Stated problem: Copy only what runs from the line containing "Enumerate this screenshot's" through the end of the material below, line for line, with both ends included.

-- start of Source material --

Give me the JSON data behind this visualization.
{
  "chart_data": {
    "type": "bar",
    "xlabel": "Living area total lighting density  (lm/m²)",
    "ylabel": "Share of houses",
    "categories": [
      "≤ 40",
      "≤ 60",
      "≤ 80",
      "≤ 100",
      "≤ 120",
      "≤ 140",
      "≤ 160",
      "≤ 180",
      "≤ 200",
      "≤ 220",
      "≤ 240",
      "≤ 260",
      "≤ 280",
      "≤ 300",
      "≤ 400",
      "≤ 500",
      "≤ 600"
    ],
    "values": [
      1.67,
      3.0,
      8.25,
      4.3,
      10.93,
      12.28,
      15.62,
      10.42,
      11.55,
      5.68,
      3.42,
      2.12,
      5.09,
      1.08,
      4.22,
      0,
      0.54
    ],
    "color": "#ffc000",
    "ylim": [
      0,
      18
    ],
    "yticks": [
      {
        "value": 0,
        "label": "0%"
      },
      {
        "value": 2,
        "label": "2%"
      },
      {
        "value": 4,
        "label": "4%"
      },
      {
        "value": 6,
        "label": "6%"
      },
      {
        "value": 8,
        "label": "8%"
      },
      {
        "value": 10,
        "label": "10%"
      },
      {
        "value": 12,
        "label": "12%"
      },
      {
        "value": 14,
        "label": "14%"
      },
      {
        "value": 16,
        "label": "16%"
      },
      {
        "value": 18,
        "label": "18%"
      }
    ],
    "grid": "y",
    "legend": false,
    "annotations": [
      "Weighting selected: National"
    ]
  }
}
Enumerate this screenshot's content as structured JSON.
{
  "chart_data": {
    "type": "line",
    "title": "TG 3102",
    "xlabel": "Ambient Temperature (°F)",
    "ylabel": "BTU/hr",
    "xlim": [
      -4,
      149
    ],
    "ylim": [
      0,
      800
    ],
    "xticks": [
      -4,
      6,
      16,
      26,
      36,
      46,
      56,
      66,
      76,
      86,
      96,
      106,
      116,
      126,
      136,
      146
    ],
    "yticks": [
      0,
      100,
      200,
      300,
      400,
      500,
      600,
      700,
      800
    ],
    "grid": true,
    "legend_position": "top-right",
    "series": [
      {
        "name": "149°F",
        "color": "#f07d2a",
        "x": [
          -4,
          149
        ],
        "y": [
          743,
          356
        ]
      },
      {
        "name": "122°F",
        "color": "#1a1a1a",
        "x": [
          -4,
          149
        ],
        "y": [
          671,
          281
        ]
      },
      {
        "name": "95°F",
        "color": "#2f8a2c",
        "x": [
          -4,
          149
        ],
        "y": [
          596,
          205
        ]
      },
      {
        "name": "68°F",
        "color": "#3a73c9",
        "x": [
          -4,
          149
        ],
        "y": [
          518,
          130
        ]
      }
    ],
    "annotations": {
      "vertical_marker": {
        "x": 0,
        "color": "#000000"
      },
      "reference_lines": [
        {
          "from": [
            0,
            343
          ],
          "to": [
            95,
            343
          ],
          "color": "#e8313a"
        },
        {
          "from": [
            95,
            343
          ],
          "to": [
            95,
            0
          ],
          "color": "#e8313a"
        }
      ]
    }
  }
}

-- end of Source material --

Problem solution:
Enumerate this screenshot's content as structured JSON.
{
  "chart_data": {
    "type": "line",
    "title": "TG 3102",
    "xlabel": "Ambient Temperature (°F)",
    "ylabel": "BTU/hr",
    "xlim": [
      -4,
      149
    ],
    "ylim": [
      0,
      800
    ],
    "xticks": [
      -4,
      6,
      16,
      26,
      36,
      46,
      56,
      66,
      76,
      86,
      96,
      106,
      116,
      126,
      136,
      146
    ],
    "yticks": [
      0,
      100,
      200,
      300,
      400,
      500,
      600,
      700,
      800
    ],
    "grid": true,
    "legend_position": "top-right",
    "series": [
      {
        "name": "149°F",
        "color": "#f07d2a",
        "x": [
          -4,
          149
        ],
        "y": [
          743,
          356
        ]
      },
      {
        "name": "122°F",
        "color": "#1a1a1a",
        "x": [
          -4,
          149
        ],
        "y": [
          671,
          281
        ]
      },
      {
        "name": "95°F",
        "color": "#2f8a2c",
        "x": [
          -4,
          149
        ],
        "y": [
          596,
          205
        ]
      },
      {
        "name": "68°F",
        "color": "#3a73c9",
        "x": [
          -4,
          149
        ],
        "y": [
          518,
          130
        ]
      }
    ],
    "annotations": {
      "vertical_marker": {
        "x": 0,
        "color": "#000000"
      },
      "reference_lines": [
        {
          "from": [
            0,
            343
          ],
          "to": [
            95,
            343
          ],
          "color": "#e8313a"
        },
        {
          "from": [
            95,
            343
          ],
          "to": [
            95,
            0
          ],
          "color": "#e8313a"
        }
      ]
    }
  }
}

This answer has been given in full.